_PROMPT_. Tally the lines in the listing below that include "colorClass". Answer with the count and nothing more.

_DATA FOR THE TASK_.
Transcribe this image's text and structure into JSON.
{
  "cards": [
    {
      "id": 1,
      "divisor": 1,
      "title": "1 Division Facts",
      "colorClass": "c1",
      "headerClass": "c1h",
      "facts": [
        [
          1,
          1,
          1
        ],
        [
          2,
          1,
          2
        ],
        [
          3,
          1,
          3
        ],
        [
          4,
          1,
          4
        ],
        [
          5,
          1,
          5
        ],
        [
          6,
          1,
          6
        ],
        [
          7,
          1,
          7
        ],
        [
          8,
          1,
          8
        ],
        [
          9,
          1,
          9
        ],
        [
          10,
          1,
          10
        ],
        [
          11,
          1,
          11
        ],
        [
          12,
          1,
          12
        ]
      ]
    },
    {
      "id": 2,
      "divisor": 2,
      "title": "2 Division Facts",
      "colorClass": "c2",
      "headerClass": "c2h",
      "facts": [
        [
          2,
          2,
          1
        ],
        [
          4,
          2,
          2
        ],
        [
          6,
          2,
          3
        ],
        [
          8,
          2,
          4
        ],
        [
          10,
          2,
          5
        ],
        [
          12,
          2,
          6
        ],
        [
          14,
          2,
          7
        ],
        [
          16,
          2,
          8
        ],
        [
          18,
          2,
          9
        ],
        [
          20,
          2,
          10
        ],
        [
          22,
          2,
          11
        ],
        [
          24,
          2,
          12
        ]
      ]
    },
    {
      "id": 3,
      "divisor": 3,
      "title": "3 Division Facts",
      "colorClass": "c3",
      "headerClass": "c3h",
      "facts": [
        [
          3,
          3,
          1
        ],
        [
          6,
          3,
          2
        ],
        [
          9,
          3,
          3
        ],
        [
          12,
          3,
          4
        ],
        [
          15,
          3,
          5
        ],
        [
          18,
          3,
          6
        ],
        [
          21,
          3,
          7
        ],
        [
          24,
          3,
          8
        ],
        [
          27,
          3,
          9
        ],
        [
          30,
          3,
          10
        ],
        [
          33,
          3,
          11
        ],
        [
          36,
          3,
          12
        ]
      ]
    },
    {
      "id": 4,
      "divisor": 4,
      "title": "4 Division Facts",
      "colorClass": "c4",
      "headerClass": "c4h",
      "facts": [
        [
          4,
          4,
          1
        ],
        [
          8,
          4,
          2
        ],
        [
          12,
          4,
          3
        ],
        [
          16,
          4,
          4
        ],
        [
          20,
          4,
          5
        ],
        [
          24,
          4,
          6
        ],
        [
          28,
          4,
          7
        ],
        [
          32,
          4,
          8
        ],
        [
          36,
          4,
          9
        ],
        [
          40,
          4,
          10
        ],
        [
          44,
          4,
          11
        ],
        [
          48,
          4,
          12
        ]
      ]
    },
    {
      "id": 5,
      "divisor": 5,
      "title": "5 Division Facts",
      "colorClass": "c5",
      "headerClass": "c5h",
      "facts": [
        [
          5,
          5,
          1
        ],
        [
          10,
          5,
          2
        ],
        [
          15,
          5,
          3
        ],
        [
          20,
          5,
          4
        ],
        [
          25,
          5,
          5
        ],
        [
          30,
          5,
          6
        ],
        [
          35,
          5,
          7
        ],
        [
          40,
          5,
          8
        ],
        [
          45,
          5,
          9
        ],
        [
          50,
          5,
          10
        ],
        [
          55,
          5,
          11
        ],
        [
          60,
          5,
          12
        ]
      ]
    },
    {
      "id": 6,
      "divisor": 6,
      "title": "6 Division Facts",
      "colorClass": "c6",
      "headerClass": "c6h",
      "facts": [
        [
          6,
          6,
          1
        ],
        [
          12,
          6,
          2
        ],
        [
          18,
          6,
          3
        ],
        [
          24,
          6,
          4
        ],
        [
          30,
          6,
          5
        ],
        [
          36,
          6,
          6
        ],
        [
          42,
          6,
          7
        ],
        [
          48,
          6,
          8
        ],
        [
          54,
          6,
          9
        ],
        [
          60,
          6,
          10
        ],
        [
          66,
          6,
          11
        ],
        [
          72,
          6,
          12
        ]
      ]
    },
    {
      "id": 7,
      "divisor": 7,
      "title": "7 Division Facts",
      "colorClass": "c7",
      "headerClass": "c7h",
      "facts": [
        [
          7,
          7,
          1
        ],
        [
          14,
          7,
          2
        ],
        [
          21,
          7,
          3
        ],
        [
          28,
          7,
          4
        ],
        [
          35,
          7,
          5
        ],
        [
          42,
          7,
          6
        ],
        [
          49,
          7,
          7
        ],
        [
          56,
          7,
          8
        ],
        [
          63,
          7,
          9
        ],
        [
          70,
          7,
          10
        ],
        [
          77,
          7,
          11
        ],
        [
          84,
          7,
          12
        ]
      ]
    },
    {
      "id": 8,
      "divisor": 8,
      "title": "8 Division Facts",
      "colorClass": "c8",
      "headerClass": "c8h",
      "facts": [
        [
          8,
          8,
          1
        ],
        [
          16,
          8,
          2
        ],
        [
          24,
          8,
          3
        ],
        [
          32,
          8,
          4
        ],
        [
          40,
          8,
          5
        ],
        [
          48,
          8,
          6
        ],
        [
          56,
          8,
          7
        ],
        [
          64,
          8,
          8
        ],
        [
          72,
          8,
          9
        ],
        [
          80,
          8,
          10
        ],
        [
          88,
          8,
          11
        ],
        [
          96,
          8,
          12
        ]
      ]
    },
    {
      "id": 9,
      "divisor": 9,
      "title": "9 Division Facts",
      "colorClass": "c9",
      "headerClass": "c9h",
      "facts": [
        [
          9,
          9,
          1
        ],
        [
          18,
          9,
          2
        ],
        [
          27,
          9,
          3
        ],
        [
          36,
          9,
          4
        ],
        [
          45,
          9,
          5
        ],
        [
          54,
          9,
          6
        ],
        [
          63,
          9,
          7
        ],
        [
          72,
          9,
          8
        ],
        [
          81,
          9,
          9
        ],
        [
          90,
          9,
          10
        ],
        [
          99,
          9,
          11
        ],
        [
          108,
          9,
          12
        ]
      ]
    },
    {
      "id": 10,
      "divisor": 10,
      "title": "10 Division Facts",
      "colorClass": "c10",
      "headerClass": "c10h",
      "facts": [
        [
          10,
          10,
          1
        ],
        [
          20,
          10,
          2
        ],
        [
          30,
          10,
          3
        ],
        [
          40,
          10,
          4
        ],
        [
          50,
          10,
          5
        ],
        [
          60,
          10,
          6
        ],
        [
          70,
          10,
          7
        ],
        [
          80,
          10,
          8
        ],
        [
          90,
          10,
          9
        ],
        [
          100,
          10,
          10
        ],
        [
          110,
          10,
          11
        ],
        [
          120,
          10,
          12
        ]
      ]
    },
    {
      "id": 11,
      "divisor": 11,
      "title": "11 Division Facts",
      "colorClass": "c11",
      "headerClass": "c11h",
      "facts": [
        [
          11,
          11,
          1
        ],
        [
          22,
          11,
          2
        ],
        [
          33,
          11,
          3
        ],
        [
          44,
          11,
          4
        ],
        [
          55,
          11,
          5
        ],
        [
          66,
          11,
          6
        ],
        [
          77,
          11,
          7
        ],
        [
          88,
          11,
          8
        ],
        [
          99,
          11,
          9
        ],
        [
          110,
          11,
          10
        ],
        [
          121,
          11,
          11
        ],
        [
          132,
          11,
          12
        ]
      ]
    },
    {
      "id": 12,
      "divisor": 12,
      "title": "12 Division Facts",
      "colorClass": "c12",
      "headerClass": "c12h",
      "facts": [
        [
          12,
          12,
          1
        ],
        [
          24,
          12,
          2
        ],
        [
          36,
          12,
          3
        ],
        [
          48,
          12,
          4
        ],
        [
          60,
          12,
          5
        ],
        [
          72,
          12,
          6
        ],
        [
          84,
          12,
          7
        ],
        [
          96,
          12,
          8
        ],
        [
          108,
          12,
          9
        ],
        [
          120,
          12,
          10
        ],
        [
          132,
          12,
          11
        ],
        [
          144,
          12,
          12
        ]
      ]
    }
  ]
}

_OUTPUT BELOW_. 12